### Task objective
Using the entries that follow, count the lines containing the word "desc" and give that number by itself.

[A run of records]
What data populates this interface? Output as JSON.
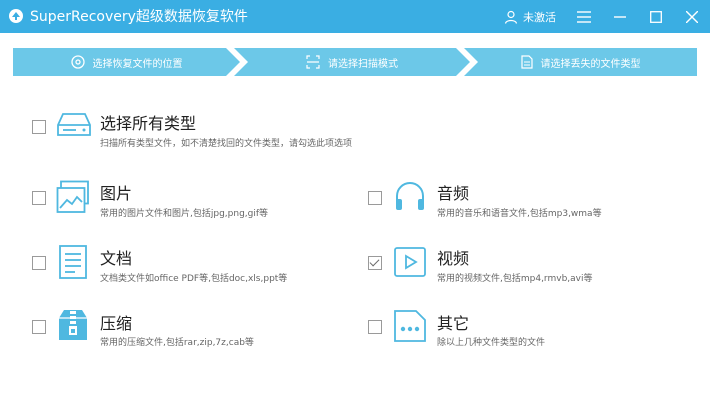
{
  "app": {
    "title": "SuperRecovery超级数据恢复软件"
  },
  "header": {
    "user_label": "未激活"
  },
  "steps": [
    {
      "label": "选择恢复文件的位置"
    },
    {
      "label": "请选择扫描模式"
    },
    {
      "label": "请选择丢失的文件类型"
    }
  ],
  "all_types": {
    "title": "选择所有类型",
    "desc": "扫描所有类型文件，如不清楚找回的文件类型，请勾选此项选项",
    "checked": false
  },
  "types": {
    "image": {
      "title": "图片",
      "desc": "常用的图片文件和图片,包括jpg,png,gif等",
      "checked": false
    },
    "audio": {
      "title": "音频",
      "desc": "常用的音乐和语音文件,包括mp3,wma等",
      "checked": false
    },
    "doc": {
      "title": "文档",
      "desc": "文档类文件如office PDF等,包括doc,xls,ppt等",
      "checked": false
    },
    "video": {
      "title": "视频",
      "desc": "常用的视频文件,包括mp4,rmvb,avi等",
      "checked": true
    },
    "archive": {
      "title": "压缩",
      "desc": "常用的压缩文件,包括rar,zip,7z,cab等",
      "checked": false
    },
    "other": {
      "title": "其它",
      "desc": "除以上几种文件类型的文件",
      "checked": false
    }
  },
  "colors": {
    "titlebar": "#3aaee3",
    "steps": "#6cc8e8",
    "icon": "#4fb8e0"
  }
}
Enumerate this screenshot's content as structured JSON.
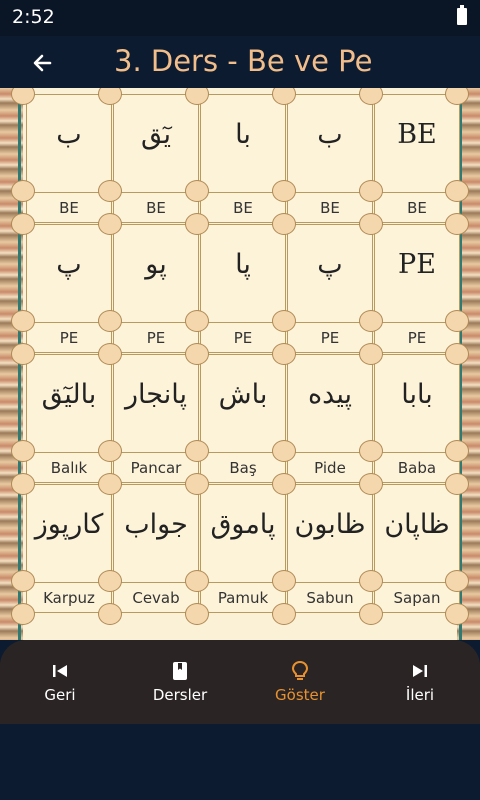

### Solution to this exercise
7